==== SUPPLIED DATA ====

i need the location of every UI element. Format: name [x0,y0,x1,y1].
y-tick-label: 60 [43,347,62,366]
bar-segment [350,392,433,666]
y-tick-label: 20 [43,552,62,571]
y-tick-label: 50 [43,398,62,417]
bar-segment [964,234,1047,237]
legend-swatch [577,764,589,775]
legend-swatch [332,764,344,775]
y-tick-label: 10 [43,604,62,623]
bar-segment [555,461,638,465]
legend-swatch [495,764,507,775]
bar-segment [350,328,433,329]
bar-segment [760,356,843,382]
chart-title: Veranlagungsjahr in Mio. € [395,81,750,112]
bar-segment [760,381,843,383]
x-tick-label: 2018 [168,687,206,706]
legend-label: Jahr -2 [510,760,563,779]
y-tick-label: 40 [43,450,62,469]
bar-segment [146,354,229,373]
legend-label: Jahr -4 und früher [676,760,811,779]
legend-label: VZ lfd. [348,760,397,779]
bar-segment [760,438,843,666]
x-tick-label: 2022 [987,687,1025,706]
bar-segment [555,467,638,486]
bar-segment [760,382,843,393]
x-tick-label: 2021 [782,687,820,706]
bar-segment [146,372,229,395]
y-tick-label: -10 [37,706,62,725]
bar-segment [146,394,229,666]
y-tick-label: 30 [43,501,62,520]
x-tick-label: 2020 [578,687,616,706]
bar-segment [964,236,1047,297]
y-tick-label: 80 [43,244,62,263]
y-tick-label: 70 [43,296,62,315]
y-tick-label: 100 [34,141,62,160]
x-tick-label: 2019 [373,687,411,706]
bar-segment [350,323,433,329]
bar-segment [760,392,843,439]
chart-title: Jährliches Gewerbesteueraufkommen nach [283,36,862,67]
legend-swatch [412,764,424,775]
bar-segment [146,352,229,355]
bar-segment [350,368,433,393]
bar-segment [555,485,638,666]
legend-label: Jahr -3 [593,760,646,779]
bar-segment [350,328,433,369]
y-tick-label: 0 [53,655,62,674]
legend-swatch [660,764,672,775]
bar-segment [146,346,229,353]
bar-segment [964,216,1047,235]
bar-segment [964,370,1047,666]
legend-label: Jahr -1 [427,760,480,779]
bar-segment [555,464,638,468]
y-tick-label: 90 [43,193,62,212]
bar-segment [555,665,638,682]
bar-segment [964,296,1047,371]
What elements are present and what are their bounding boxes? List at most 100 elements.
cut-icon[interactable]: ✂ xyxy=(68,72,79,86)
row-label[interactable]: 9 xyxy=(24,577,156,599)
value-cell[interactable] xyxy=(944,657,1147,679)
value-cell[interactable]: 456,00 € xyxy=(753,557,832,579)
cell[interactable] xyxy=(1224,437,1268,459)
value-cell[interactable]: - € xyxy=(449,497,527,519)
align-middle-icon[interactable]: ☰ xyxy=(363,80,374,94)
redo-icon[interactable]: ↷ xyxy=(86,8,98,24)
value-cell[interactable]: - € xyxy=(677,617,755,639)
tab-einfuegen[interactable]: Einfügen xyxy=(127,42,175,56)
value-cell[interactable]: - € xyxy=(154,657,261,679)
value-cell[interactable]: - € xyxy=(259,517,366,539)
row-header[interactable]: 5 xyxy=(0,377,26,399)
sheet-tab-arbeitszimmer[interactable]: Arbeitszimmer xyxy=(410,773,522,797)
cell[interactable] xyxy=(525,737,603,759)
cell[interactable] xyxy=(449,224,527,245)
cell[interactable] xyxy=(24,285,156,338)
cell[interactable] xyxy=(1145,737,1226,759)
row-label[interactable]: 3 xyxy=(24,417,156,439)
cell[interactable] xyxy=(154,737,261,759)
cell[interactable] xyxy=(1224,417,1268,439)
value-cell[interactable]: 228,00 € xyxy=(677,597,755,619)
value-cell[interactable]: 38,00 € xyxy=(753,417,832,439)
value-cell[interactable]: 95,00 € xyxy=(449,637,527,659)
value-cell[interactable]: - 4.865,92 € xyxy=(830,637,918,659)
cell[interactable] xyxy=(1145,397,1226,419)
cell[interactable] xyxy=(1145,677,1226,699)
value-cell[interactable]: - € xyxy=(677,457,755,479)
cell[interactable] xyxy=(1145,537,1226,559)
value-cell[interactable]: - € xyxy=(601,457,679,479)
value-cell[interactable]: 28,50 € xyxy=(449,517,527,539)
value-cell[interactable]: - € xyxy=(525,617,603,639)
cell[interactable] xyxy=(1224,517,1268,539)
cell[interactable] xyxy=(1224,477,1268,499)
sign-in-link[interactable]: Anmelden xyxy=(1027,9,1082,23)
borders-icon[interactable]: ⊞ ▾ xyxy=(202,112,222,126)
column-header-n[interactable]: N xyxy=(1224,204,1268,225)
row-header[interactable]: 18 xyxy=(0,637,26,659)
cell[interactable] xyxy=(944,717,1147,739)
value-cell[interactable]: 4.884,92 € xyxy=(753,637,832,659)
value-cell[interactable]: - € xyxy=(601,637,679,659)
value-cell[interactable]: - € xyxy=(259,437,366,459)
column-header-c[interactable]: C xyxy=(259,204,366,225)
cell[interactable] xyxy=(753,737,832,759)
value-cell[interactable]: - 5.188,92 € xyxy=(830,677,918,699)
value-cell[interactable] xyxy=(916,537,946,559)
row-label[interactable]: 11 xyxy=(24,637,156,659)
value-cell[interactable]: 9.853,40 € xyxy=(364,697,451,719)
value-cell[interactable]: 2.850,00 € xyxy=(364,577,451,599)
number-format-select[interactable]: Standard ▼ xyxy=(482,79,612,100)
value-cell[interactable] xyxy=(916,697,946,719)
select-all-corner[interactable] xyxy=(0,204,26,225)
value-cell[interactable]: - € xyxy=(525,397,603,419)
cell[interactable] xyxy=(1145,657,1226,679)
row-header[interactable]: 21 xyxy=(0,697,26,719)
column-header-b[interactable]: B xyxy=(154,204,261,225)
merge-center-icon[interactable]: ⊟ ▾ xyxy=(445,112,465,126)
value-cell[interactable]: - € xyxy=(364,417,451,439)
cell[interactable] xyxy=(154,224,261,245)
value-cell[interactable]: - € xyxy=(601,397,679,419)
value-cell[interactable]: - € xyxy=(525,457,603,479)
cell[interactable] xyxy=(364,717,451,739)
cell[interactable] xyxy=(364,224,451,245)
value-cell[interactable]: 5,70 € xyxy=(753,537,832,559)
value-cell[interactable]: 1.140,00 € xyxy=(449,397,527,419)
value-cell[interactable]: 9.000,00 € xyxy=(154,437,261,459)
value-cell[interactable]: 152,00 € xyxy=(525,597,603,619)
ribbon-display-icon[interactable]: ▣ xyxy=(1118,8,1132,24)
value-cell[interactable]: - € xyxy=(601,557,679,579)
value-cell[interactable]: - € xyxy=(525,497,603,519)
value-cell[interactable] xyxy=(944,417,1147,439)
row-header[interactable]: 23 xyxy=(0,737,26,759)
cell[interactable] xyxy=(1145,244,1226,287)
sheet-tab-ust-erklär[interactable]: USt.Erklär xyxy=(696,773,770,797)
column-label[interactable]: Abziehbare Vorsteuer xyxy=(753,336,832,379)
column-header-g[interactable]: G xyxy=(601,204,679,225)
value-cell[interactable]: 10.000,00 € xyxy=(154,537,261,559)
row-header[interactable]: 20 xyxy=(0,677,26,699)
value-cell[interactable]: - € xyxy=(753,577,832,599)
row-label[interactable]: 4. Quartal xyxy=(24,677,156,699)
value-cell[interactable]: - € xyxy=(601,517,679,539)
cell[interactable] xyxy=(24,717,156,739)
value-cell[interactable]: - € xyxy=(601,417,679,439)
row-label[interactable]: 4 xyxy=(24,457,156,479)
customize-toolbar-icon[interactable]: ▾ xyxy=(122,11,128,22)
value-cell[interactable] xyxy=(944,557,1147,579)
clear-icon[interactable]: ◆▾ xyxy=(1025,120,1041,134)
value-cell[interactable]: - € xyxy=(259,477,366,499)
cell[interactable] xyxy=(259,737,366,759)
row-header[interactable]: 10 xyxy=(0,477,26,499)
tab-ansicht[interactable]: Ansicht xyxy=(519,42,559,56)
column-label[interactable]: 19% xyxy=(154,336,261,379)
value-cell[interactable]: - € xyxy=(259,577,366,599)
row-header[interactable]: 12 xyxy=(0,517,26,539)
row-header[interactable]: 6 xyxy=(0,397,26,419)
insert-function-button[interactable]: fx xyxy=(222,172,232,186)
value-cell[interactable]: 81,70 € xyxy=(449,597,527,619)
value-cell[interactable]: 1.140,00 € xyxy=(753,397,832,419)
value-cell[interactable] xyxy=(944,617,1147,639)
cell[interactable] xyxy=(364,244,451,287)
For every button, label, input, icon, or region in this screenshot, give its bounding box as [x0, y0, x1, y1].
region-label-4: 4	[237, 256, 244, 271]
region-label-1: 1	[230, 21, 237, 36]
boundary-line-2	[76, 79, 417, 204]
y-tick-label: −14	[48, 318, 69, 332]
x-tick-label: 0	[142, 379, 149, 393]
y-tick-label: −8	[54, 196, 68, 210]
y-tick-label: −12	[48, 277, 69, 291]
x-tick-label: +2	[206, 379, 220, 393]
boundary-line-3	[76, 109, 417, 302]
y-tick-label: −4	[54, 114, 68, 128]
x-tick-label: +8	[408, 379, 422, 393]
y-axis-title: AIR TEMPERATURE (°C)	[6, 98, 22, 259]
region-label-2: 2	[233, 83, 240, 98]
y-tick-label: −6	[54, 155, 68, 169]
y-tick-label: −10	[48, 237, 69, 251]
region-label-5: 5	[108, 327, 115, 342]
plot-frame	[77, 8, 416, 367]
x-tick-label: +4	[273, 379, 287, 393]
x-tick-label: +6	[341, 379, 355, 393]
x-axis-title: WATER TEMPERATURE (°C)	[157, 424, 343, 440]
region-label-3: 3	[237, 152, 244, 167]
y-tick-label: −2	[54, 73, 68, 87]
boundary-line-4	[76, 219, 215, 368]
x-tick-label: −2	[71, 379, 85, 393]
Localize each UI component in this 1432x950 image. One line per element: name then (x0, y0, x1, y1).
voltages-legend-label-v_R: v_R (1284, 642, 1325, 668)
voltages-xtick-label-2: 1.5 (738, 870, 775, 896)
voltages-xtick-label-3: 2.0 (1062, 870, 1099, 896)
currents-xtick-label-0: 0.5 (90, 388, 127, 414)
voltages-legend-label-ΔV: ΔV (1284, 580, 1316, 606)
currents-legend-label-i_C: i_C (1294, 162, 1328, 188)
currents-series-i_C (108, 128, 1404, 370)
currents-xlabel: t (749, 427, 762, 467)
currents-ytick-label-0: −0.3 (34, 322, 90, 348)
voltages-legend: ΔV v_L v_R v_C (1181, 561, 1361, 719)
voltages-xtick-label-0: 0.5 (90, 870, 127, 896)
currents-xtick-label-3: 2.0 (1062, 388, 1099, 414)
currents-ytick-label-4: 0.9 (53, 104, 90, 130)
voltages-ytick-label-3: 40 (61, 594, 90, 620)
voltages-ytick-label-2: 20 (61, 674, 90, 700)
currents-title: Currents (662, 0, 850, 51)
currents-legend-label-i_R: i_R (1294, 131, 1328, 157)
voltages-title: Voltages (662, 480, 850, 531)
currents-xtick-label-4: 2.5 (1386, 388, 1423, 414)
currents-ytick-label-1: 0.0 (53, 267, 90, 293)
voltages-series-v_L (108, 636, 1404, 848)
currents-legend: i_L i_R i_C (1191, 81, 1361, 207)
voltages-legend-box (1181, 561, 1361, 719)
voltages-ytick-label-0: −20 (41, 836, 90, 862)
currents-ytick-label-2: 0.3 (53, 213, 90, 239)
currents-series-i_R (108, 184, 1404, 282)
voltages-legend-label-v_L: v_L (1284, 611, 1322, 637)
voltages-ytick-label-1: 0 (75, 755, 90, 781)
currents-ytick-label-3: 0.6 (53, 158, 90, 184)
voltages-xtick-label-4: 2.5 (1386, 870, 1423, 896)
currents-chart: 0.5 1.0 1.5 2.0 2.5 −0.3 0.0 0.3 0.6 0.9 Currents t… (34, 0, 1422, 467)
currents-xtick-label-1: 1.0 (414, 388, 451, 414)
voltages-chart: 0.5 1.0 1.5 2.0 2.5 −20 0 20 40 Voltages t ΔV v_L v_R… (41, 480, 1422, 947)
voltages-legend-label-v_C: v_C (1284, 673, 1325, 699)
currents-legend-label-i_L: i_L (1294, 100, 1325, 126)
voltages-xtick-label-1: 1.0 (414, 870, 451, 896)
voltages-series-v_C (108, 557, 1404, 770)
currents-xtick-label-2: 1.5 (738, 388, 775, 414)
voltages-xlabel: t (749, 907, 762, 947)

====

> **PROBLEM**
Copy the lines verbatim, starting with the first line and stopping after the line that contains "legend-swatch [332,764,344,775]".

> **PROBLEM SOLUTION**
i need the location of every UI element. Format: name [x0,y0,x1,y1].
y-tick-label: 60 [43,347,62,366]
bar-segment [350,392,433,666]
y-tick-label: 20 [43,552,62,571]
y-tick-label: 50 [43,398,62,417]
bar-segment [964,234,1047,237]
legend-swatch [577,764,589,775]
legend-swatch [332,764,344,775]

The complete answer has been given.